= Problem to solve =
Do any lines in the data below contain "name"? If so, copy every one of them.
-- START OF Input material --
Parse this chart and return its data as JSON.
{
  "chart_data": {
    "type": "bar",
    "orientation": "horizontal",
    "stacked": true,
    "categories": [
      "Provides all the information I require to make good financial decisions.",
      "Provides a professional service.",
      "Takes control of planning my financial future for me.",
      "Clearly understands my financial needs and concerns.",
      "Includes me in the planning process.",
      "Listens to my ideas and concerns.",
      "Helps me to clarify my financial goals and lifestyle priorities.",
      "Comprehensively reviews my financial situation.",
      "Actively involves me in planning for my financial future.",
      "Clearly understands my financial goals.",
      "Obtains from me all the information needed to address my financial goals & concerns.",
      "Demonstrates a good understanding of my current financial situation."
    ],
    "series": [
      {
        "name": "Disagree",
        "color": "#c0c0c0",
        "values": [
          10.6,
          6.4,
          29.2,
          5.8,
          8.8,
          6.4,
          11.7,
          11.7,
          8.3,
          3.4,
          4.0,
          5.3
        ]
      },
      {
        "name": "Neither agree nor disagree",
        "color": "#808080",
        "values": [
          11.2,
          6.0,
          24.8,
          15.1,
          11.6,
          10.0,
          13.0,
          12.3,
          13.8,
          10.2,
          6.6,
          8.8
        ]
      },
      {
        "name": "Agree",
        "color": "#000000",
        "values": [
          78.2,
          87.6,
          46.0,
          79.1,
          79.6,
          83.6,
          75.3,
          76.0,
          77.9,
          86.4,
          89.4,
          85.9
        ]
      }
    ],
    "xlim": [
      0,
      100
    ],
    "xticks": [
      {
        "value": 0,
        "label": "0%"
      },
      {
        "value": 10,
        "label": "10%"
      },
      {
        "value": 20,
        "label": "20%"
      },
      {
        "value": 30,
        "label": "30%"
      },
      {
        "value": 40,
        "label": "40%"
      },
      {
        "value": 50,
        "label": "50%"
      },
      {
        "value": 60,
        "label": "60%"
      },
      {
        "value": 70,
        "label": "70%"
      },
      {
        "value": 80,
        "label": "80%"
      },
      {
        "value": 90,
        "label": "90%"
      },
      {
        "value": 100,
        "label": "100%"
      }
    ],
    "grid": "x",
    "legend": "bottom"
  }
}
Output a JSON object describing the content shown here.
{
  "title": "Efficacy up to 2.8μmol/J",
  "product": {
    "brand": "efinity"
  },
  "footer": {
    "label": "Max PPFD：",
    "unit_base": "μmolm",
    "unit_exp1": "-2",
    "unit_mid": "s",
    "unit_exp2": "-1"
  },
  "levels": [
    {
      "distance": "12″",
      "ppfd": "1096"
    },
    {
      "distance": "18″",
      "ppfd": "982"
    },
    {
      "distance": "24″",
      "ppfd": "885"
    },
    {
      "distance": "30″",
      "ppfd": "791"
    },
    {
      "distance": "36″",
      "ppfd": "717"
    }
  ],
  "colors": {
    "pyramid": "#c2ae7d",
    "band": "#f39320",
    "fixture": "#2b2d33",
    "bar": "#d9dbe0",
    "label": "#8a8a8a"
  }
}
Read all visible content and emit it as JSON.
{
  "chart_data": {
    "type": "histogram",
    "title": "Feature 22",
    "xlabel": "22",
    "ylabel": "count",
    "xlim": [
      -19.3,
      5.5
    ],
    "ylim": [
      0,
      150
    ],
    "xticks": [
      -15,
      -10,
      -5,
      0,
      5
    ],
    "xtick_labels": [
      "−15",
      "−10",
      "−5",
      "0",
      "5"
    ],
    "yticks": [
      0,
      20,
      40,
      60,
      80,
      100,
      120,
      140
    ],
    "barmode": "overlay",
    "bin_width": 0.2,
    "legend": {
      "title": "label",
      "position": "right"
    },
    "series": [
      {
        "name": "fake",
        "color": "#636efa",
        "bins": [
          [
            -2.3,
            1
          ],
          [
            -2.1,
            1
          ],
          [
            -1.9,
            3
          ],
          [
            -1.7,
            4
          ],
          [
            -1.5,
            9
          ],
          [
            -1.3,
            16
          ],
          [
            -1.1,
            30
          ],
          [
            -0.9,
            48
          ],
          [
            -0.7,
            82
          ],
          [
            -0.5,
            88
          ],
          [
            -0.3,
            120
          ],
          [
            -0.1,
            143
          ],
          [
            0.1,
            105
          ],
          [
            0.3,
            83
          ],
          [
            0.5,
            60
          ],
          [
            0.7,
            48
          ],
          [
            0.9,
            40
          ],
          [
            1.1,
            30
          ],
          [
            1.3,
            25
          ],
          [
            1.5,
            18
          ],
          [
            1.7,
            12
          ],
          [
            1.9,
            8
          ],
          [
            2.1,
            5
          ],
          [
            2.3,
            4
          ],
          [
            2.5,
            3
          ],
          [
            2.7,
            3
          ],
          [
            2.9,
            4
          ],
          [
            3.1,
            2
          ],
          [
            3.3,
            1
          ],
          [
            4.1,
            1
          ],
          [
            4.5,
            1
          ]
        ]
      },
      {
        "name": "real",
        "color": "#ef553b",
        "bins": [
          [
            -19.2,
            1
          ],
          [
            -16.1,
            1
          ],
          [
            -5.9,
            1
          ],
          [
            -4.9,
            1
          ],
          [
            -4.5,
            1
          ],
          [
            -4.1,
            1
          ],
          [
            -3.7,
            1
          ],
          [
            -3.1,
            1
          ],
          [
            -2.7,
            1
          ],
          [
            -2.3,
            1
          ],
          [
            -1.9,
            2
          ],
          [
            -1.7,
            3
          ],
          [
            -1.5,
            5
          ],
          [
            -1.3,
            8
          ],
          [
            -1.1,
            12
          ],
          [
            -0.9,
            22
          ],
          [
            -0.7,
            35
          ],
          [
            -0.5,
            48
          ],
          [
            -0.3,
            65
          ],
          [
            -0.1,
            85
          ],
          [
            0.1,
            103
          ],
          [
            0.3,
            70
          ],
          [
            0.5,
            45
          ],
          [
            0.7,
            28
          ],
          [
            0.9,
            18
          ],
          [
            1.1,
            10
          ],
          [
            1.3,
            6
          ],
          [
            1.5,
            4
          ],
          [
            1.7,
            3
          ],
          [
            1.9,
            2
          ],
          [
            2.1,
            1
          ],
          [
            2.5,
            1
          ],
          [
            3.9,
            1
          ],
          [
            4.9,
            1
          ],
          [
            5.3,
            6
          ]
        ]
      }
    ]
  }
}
-- END OF Input material --
= Task solution =
        "name": "Disagree",
        "name": "Neither agree nor disagree",
        "name": "Agree",
        "name": "fake",
        "name": "real",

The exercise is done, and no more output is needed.